▶ _Stated exercise_: Where a line contains the word "Herunterladen", copy that line.

(Dataset records)

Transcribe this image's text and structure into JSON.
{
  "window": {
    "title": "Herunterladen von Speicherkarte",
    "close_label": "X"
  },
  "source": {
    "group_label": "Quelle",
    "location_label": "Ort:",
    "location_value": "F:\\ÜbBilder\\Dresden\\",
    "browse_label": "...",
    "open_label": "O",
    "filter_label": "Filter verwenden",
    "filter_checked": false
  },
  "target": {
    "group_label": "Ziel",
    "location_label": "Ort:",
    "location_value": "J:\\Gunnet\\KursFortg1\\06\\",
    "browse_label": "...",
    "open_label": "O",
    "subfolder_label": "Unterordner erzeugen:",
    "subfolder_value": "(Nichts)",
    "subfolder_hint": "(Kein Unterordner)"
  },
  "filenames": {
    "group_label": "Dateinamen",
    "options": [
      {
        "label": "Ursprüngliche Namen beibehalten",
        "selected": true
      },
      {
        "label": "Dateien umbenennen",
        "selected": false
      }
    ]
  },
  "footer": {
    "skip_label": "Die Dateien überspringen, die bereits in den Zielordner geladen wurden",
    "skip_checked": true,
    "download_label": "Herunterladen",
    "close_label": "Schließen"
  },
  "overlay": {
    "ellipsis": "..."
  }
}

▶ _Solution for this problem_:
    "title": "Herunterladen von Speicherkarte",
    "download_label": "Herunterladen",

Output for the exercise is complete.